◆ TASK DIRECTIONS ◆
In the page text below on position-aware prompts, list every loss that the training process is said to use.

[start PAGE TEXT]

Rather than extracting regions using bounding boxes as inputs for the image encoder, in the example embodiments of the present disclosure, position-aware prompts are employed, which does not impose additional parameters or computational demands on the vision-language model. In some example embodiments, given a sample image 214, at least one location of at least object within the sample image 214 may be determined based on at least one attention map 216 for the sample image 214. The vision-and-language pretraining of the target model 232 may be performed based at least in part on the sample image and location information indicating the at least one location of the at least object within the sample image.

FIG. 4C illustrates an example of vision-and-language pretraining in accordance with some example embodiments of the present disclosure. As illustrated in FIG. 4C, a sample image 470 is divided into N blocks (9 blocks in the illustrated example). After determining the bounding box of the object based on the attention maps 462 and 464, the blocks in which the center of the objects are located may be identified as the locations of the objects.

In some example embodiments, using this location information, a position-aware prompt may be generated. For example, a text description may be generated to describe the at least one location of at least object within the third sample image. For example, a position-aware prompt may be generated by following the template: “The [O] is in block [P]” and it is noted that any other templates may be possible. Subsequently, the prompts 470 and 472 for all objects in the sample image 460 are concatenated with the original text prompt 480 for generating the sample image 460. This forms the input for the text encoder 494, enhancing the position-grounding ability of the vision-language model.

The model in focus, BILP, may be adapted to the needs for Vision-Language Pretraining (VLP) in some examples, which can be used for image-to-text retrieval (TR) and/or text-to-image retrieval (IR). In some example embodiments, end-to-end training using conventional objectives may be conducted. In some example embodiments, the training process involves the use of Language Modeling (LM) loss, Image-Text Matching (ITM) loss, and Image-Text Contrastive (ITC) loss. Note that the positional information of the object is only required during the pre-training stage. For downstream tasks, the model may be further fined using standard end-to-end methods, without the need for object information.

With the utilization of the annotation-free attention maps aligned with corresponding text inputs on generated images, model performance of the unsupervised learning can be enhanced. Extensive experiments that show consistent improvements in baseline models across various downstream tasks, including image classification, detection, segmentation, and image-text retrieval. By utilizing the proposed solution, it is possible to close the performance gap between unsupervised pretraining on synthetic data and real-world scenarios.

Below Tables 1-4 shows some results for different unsupervised learning techniques according to the example embodiments of the present disclosure in comparison with some conventional training schema. As outlined in Table 1, various terms denote different pretraining methods. “Random initiation” implies no pretraining, “supervised” refers to pretraining with ImageNet&labels, and “real images” indicates self-supervised pretraining on ImageNet. “Synthetic images” stands for self-supervised pretraining on purely synthetic images, while “synthetic images with the unsupervised learning in the present disclosure” signifies the adapted method using synthetic images with free attention masks in the present disclosure. “Mix” involves a blend of masked synthetic and real images.

[end PAGE TEXT]
[start SUPPLIED INFORMATION]

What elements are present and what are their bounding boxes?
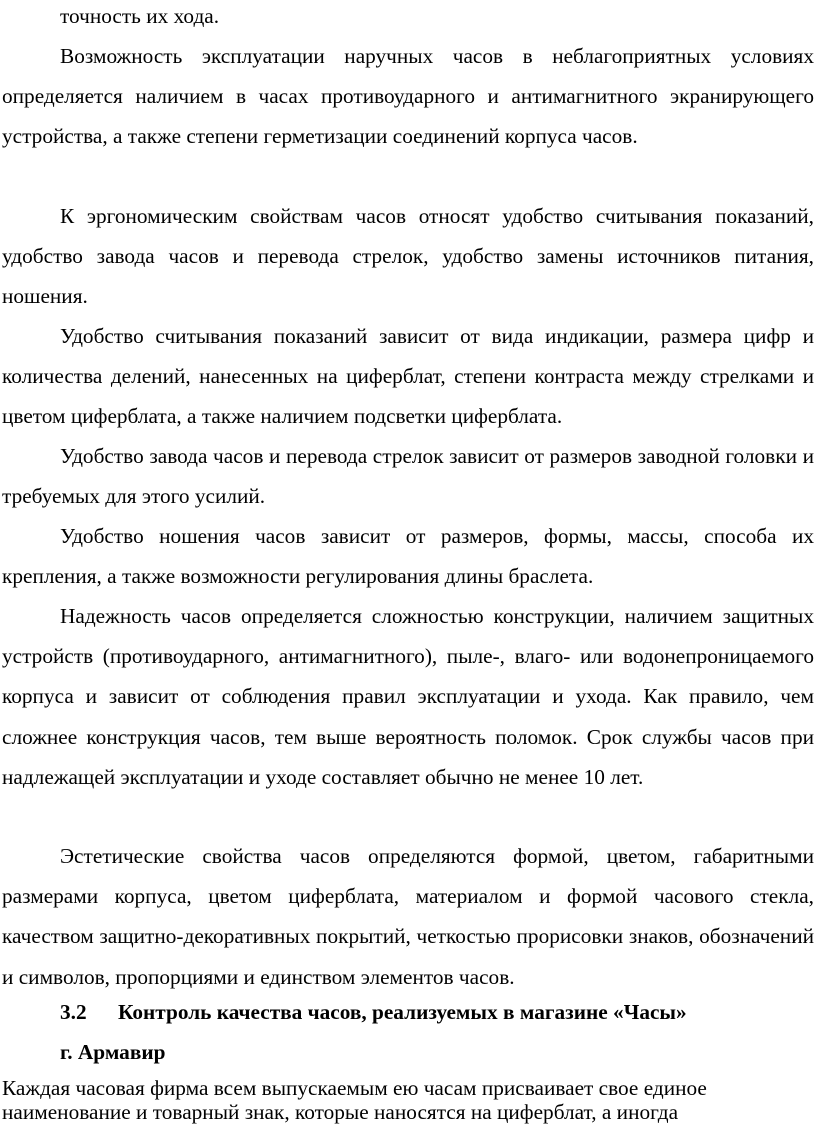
paragraph-wearing-convenience: Удобство ношения часов зависит от размеров, формы, массы, способа их крепления, а также возможности регулирования длины браслета. <box>2 524 814 589</box>
section-heading-line2 <box>60 1032 800 1072</box>
section-heading <box>60 992 800 1032</box>
paragraph-winding-convenience: Удобство завода часов и перевода стрелок зависит от размеров заводной головки и требуемых для этого усилий. <box>2 444 814 509</box>
section-title-line1: Контроль качества часов, реализуемых в магазине «Часы» <box>118 1000 687 1024</box>
paragraph-reliability: Надежность часов определяется сложностью конструкции, наличием защитных устройств (противоударного, антимагнитного), пыле-, влаго- или водонепроницаемого корпуса и зависит от соблюдения правил эксплуатации и ухода. Как правило, чем сложнее конструкция часов, тем выше вероятность поломок. Срок службы часов при надлежащей эксплуатации и уходе составляет обычно не менее 10 лет. <box>2 604 814 789</box>
section-number: 3.2 <box>60 1000 87 1024</box>
paragraph-brand-naming: Каждая часовая фирма всем выпускаемым ею часам присваивает свое единое наименование и товарный знак, которые наносятся на циферблат, а иногда <box>2 1076 707 1124</box>
paragraph-continuation: точность их хода. <box>60 4 220 28</box>
paragraph-reading-convenience: Удобство считывания показаний зависит от вида индикации, размера цифр и количества делений, нанесенных на циферблат, степени контраста между стрелками и цветом циферблата, а также наличием подсветки циферблата. <box>2 324 814 429</box>
paragraph-operation-conditions: Возможность эксплуатации наручных часов в неблагоприятных условиях определяется наличием в часах противоударного и антимагнитного экранирующего устройства, а также степени герметизации соединений корпуса часов. <box>2 44 814 149</box>
section-title-line2: г. Армавир <box>60 1040 166 1064</box>
paragraph-ergonomic-properties: К эргономическим свойствам часов относят удобство считывания показаний, удобство завода часов и перевода стрелок, удобство замены источников питания, ношения. <box>2 204 814 309</box>
paragraph-aesthetic-properties: Эстетические свойства часов определяются формой, цветом, габаритными размерами корпуса, цветом циферблата, материалом и формой часового стекла, качеством защитно-декоративных покрытий, четкостью прорисовки знаков, обозначений и символов, пропорциями и единством элементов часов. <box>2 844 814 989</box>
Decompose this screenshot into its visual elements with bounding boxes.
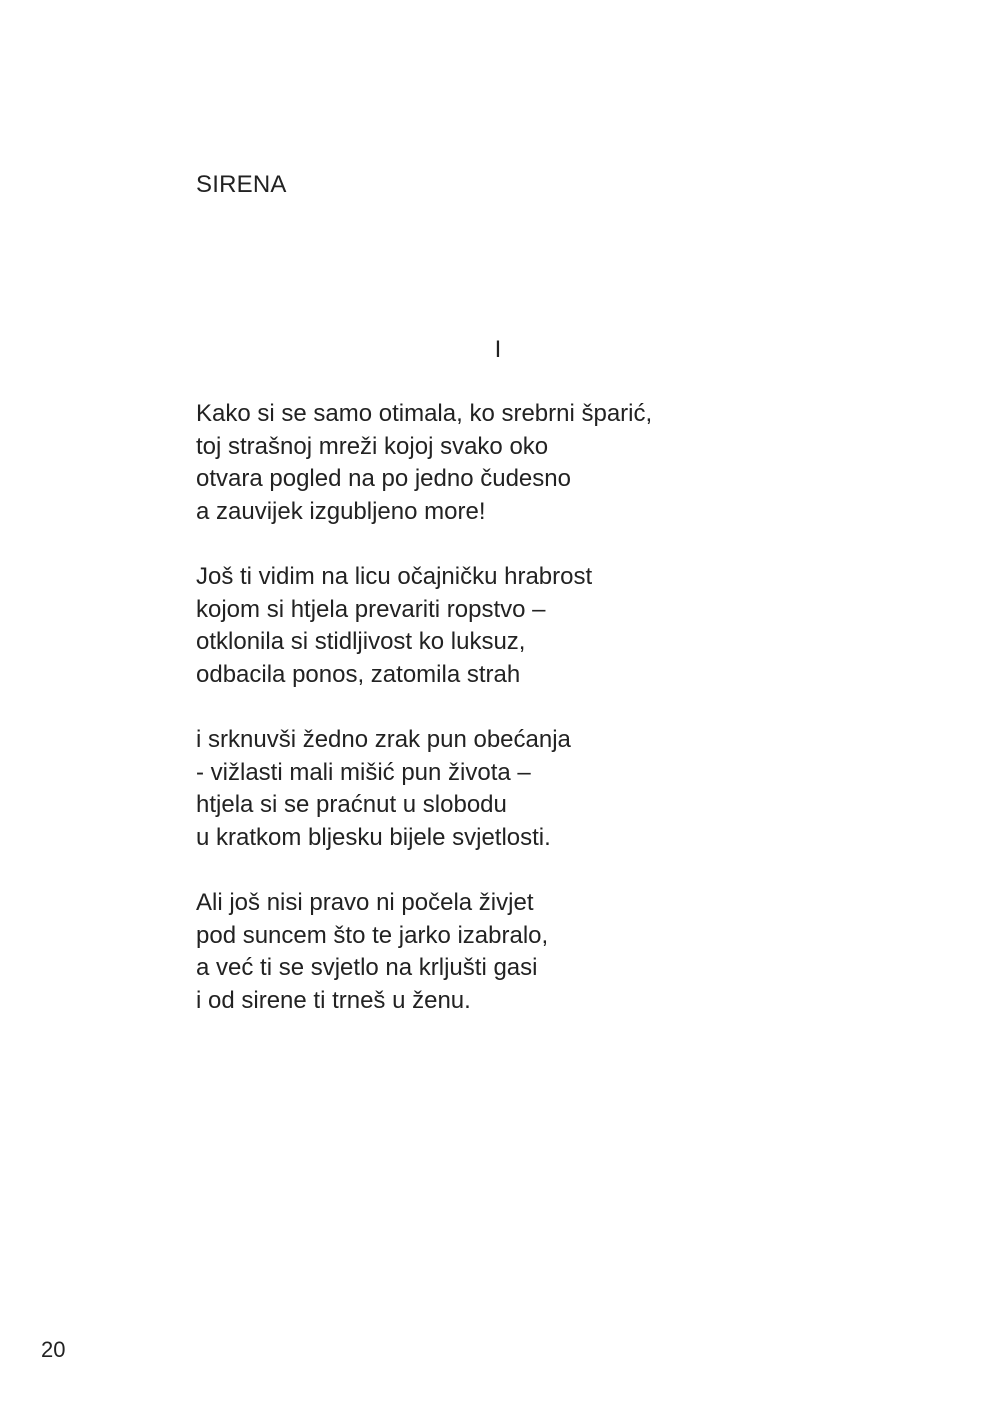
verse-line: u kratkom bljesku bijele svjetlosti. [196, 823, 551, 851]
verse-line: pod suncem što te jarko izabralo, [196, 921, 549, 949]
verse-line: Ali još nisi pravo ni počela živjet [196, 889, 534, 916]
verse-line: i od sirene ti trneš u ženu. [196, 986, 471, 1014]
verse-line: a već ti se svjetlo na krljušti gasi [196, 954, 538, 981]
poem-body [196, 398, 836, 1050]
verse-line: Još ti vidim na licu očajničku hrabrost [196, 563, 593, 590]
stanza-1 [196, 398, 836, 528]
verse-line: otvara pogled na po jedno čudesno [196, 465, 571, 492]
stanza-2 [196, 561, 836, 691]
poem-title: SIRENA [196, 171, 287, 198]
stanza-3 [196, 724, 836, 854]
page-number: 20 [41, 1337, 66, 1362]
verse-line: htjela si se praćnut u slobodu [196, 791, 507, 818]
verse-line: - vižlasti mali mišić pun života – [196, 758, 531, 786]
verse-line: Kako si se samo otimala, ko srebrni šparić, [196, 400, 653, 427]
verse-line: odbacila ponos, zatomila strah [196, 660, 521, 688]
verse-line: kojom si htjela prevariti ropstvo – [196, 595, 546, 623]
verse-line: i srknuvši žedno zrak pun obećanja [196, 726, 571, 753]
section-numeral: I [494, 336, 502, 363]
verse-line: otklonila si stidljivost ko luksuz, [196, 628, 526, 655]
verse-line: a zauvijek izgubljeno more! [196, 497, 486, 525]
stanza-4 [196, 887, 836, 1017]
verse-line: toj strašnoj mreži kojoj svako oko [196, 432, 549, 460]
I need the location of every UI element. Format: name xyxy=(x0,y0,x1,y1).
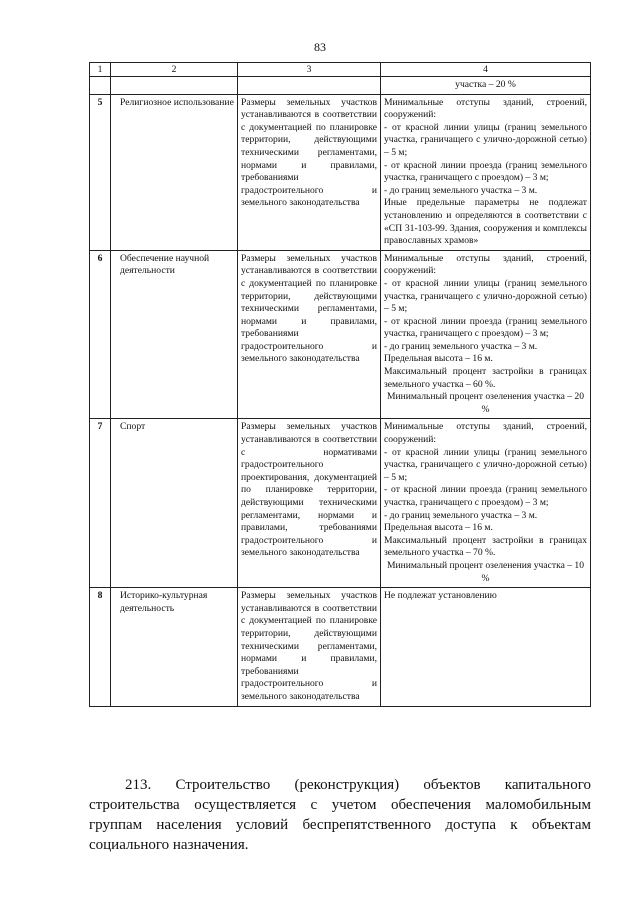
requirement-line: Иные предельные параметры не подлежат установлению и определяются в соответствии с «СП 31-103-99. Здания, сооружения и комплексы православных храмов» xyxy=(384,197,587,247)
requirement-line: - от красной линии улицы (границ земельного участка, граничащего с улично-дорожной сетью) – 5 м; xyxy=(384,277,587,315)
plot-size-text: Размеры земельных участков устанавливаются в соответствии с документацией по планировке территории, действующими техническими регламентами, нормами и правилами, требованиями градостроительного и земельного законодательства xyxy=(238,94,381,250)
table-row xyxy=(90,419,591,588)
requirement-line: - от красной линии проезда (границ земельного участка, граничащего с проездом) – 3 м; xyxy=(384,159,587,184)
continuation-row xyxy=(90,77,591,95)
requirement-line: - до границ земельного участка – 3 м. xyxy=(384,340,538,352)
requirement-line: Минимальные отступы зданий, строений, сооружений: xyxy=(384,252,587,277)
requirement-line: Минимальные отступы зданий, строений, сооружений: xyxy=(384,96,587,121)
requirement-line: - до границ земельного участка – 3 м. xyxy=(384,184,538,196)
requirement-line: - от красной линии проезда (границ земельного участка, граничащего с проездом) – 3 м; xyxy=(384,315,587,340)
land-use-type: Спорт xyxy=(111,419,238,588)
requirement-line: Максимальный процент застройки в границах земельного участка – 60 %. xyxy=(384,366,587,390)
requirement-line: - от красной линии проезда (границ земельного участка, граничащего с проездом) – 3 м; xyxy=(384,484,587,508)
table-row xyxy=(90,94,591,250)
requirement-line: Предельная высота – 16 м. xyxy=(384,353,493,365)
row-number: 6 xyxy=(90,250,111,419)
row-number: 8 xyxy=(90,588,111,706)
header-col-4: 4 xyxy=(381,63,591,77)
plot-size-text: Размеры земельных участков устанавливаются в соответствии с документацией по планировке территории, действующими техническими регламентами, нормами и правилами, требованиями градостроительного и земельного законодательства xyxy=(238,250,381,419)
requirements-cell xyxy=(381,419,591,588)
plot-size-text: Размеры земельных участков устанавливаются в соответствии с документацией по планировке территории, действующими техническими регламентами, нормами и правилами, требованиями градостроительного и земельного законодательства xyxy=(238,588,381,706)
paragraph-213: 213. Строительство (реконструкция) объектов капитального строительства осуществляется с учетом обеспечения маломобильным группам населения условий беспрепятственного доступа к объектам социального назначения. xyxy=(89,777,591,853)
requirement-line: Не подлежат установлению xyxy=(384,590,497,602)
plot-size-text: Размеры земельных участков устанавливаются в соответствии с нормативами градостроительного проектирования, документацией по планировке территории, действующими техническими регламентами, нормами и правилами, требованиями градостроительного и земельного законодательства xyxy=(238,419,381,588)
row-number: 5 xyxy=(90,94,111,250)
requirement-line: - от красной линии улицы (границ земельного участка, граничащего с улично-дорожной сетью) – 5 м; xyxy=(384,121,587,158)
table-header-row xyxy=(90,63,591,77)
land-use-table xyxy=(89,62,591,707)
requirements-cell xyxy=(381,588,591,706)
table-row xyxy=(90,588,591,706)
row-number: 7 xyxy=(90,419,111,588)
requirements-cell xyxy=(381,94,591,250)
continuation-text: участка – 20 % xyxy=(455,79,516,90)
requirement-line: - от красной линии улицы (границ земельного участка, граничащего с улично-дорожной сетью) – 5 м; xyxy=(384,446,587,483)
requirement-line: Минимальный процент озеленения участка – 10 % xyxy=(386,559,585,584)
land-use-type: Историко-культурная деятельность xyxy=(111,588,238,706)
requirement-line: Предельная высота – 16 м. xyxy=(384,522,493,534)
land-use-type: Религиозное использование xyxy=(111,94,238,250)
header-col-2: 2 xyxy=(111,63,238,77)
requirement-line: Минимальный процент озеленения участка – 20 % xyxy=(386,391,585,415)
land-use-type: Обеспечение научной деятельности xyxy=(111,250,238,419)
requirements-cell xyxy=(381,250,591,419)
requirement-line: Максимальный процент застройки в границах земельного участка – 70 %. xyxy=(384,534,587,559)
header-col-1: 1 xyxy=(90,63,111,77)
requirement-line: Минимальные отступы зданий, строений, сооружений: xyxy=(384,421,587,446)
header-col-3: 3 xyxy=(238,63,381,77)
requirement-line: - до границ земельного участка – 3 м. xyxy=(384,509,538,521)
table-row xyxy=(90,250,591,419)
page-number: 83 xyxy=(314,40,326,54)
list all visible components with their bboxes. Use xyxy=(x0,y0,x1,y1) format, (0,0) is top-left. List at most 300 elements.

[end SUPPLIED INFORMATION]

◆ RIGHT ANSWER ◆
- Language Modeling (LM) loss
- Image-Text Matching (ITM) loss
- Image-Text Contrastive (ITC) loss